(THE DATA):
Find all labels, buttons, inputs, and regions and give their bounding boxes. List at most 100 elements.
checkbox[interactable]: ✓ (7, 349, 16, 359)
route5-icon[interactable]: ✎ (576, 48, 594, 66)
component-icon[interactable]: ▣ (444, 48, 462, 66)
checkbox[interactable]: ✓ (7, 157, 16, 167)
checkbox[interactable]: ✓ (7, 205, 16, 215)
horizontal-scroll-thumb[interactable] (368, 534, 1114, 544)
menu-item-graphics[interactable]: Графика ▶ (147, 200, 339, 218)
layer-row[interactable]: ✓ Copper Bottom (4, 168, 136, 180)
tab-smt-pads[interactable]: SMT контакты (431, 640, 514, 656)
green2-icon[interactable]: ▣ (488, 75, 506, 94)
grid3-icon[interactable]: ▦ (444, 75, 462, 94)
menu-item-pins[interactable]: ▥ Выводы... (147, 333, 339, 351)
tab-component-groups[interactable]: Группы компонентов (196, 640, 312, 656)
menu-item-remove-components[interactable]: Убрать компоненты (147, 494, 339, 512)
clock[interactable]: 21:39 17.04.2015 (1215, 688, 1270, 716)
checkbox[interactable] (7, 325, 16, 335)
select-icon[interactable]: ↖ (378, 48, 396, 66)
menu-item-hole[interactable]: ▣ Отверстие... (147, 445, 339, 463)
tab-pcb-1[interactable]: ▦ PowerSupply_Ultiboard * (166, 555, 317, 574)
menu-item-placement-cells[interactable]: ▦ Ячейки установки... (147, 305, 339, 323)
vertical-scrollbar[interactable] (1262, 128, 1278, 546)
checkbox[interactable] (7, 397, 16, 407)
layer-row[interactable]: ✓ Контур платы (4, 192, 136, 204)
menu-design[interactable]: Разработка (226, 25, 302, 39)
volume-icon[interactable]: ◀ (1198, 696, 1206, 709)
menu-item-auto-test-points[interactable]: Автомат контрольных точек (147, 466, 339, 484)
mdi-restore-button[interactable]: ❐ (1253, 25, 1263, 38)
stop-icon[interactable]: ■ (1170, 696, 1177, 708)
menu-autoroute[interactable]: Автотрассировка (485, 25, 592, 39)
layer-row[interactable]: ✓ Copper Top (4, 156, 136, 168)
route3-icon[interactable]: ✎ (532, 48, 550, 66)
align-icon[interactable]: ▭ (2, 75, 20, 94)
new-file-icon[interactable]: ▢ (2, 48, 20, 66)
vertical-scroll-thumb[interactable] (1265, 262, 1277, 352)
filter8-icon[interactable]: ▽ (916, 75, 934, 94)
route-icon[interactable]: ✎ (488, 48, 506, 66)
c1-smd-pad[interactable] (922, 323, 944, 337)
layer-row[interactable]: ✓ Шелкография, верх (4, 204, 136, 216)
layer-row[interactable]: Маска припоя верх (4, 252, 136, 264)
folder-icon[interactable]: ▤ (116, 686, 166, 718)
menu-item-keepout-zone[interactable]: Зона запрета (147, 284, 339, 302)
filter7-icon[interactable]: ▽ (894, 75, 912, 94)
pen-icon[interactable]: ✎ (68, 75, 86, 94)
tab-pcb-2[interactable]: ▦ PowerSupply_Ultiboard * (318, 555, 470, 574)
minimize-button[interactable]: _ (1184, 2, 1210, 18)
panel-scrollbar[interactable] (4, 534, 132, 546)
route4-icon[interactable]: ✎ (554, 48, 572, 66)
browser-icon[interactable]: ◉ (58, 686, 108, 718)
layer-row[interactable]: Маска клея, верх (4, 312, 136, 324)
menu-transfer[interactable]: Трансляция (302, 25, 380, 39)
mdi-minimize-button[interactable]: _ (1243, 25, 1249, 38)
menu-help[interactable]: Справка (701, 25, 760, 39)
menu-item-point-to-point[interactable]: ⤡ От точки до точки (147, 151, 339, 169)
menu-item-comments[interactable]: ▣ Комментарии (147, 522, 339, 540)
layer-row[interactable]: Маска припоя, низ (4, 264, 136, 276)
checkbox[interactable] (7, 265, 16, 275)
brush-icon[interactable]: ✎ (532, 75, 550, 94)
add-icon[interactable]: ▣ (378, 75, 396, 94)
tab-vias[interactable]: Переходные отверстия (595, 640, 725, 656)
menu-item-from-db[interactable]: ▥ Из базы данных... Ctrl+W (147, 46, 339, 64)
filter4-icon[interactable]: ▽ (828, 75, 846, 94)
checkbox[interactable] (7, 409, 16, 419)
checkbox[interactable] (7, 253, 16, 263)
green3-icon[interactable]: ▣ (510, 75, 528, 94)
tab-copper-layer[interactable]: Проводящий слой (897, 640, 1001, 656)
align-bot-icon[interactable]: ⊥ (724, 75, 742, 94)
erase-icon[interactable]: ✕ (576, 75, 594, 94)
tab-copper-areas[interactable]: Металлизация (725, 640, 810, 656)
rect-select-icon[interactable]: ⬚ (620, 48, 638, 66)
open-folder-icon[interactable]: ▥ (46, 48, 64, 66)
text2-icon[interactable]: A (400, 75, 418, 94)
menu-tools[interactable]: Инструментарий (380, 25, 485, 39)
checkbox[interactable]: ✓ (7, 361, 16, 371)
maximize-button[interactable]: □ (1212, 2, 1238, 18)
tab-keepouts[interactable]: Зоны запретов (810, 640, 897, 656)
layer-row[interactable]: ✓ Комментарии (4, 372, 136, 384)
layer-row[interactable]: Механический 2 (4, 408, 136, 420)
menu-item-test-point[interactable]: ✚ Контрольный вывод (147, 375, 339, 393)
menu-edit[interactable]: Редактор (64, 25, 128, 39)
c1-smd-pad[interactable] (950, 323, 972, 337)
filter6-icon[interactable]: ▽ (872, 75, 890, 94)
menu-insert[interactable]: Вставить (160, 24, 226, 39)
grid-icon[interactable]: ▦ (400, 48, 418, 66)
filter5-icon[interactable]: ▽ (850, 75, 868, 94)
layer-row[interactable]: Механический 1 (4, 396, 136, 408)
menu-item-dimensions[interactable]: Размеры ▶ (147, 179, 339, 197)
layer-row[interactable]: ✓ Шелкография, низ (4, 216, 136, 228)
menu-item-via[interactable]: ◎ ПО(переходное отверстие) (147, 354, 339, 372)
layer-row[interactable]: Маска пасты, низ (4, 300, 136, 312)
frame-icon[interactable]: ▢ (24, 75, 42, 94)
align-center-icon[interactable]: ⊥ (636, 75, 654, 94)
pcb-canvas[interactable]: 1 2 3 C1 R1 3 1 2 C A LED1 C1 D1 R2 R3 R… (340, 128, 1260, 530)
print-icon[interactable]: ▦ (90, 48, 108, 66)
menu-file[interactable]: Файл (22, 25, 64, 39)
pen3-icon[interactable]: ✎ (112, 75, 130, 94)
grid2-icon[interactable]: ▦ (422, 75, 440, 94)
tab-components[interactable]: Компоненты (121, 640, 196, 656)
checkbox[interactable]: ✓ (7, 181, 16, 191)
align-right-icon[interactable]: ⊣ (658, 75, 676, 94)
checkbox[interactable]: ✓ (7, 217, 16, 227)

(WHAT NEEDS TO BE DONE):
Transcribe the stretch of the listing above from its start through the line containing "vertical-scroll-thumb[interactable] (1265, 262, 1277, 352)", reproducing each line without alteration and including both ends.

(THE RESPONSE):
Find all labels, buttons, inputs, and regions and give their bounding boxes. List at most 100 elements.
checkbox[interactable]: ✓ (7, 349, 16, 359)
route5-icon[interactable]: ✎ (576, 48, 594, 66)
component-icon[interactable]: ▣ (444, 48, 462, 66)
checkbox[interactable]: ✓ (7, 157, 16, 167)
checkbox[interactable]: ✓ (7, 205, 16, 215)
horizontal-scroll-thumb[interactable] (368, 534, 1114, 544)
menu-item-graphics[interactable]: Графика ▶ (147, 200, 339, 218)
layer-row[interactable]: ✓ Copper Bottom (4, 168, 136, 180)
tab-smt-pads[interactable]: SMT контакты (431, 640, 514, 656)
green2-icon[interactable]: ▣ (488, 75, 506, 94)
grid3-icon[interactable]: ▦ (444, 75, 462, 94)
menu-item-pins[interactable]: ▥ Выводы... (147, 333, 339, 351)
tab-component-groups[interactable]: Группы компонентов (196, 640, 312, 656)
menu-item-remove-components[interactable]: Убрать компоненты (147, 494, 339, 512)
clock[interactable]: 21:39 17.04.2015 (1215, 688, 1270, 716)
checkbox[interactable] (7, 325, 16, 335)
select-icon[interactable]: ↖ (378, 48, 396, 66)
menu-item-hole[interactable]: ▣ Отверстие... (147, 445, 339, 463)
tab-pcb-1[interactable]: ▦ PowerSupply_Ultiboard * (166, 555, 317, 574)
menu-item-placement-cells[interactable]: ▦ Ячейки установки... (147, 305, 339, 323)
vertical-scrollbar[interactable] (1262, 128, 1278, 546)
checkbox[interactable] (7, 397, 16, 407)
layer-row[interactable]: ✓ Контур платы (4, 192, 136, 204)
menu-design[interactable]: Разработка (226, 25, 302, 39)
volume-icon[interactable]: ◀ (1198, 696, 1206, 709)
menu-item-auto-test-points[interactable]: Автомат контрольных точек (147, 466, 339, 484)
mdi-restore-button[interactable]: ❐ (1253, 25, 1263, 38)
stop-icon[interactable]: ■ (1170, 696, 1177, 708)
menu-autoroute[interactable]: Автотрассировка (485, 25, 592, 39)
layer-row[interactable]: ✓ Copper Top (4, 156, 136, 168)
route3-icon[interactable]: ✎ (532, 48, 550, 66)
align-icon[interactable]: ▭ (2, 75, 20, 94)
new-file-icon[interactable]: ▢ (2, 48, 20, 66)
vertical-scroll-thumb[interactable] (1265, 262, 1277, 352)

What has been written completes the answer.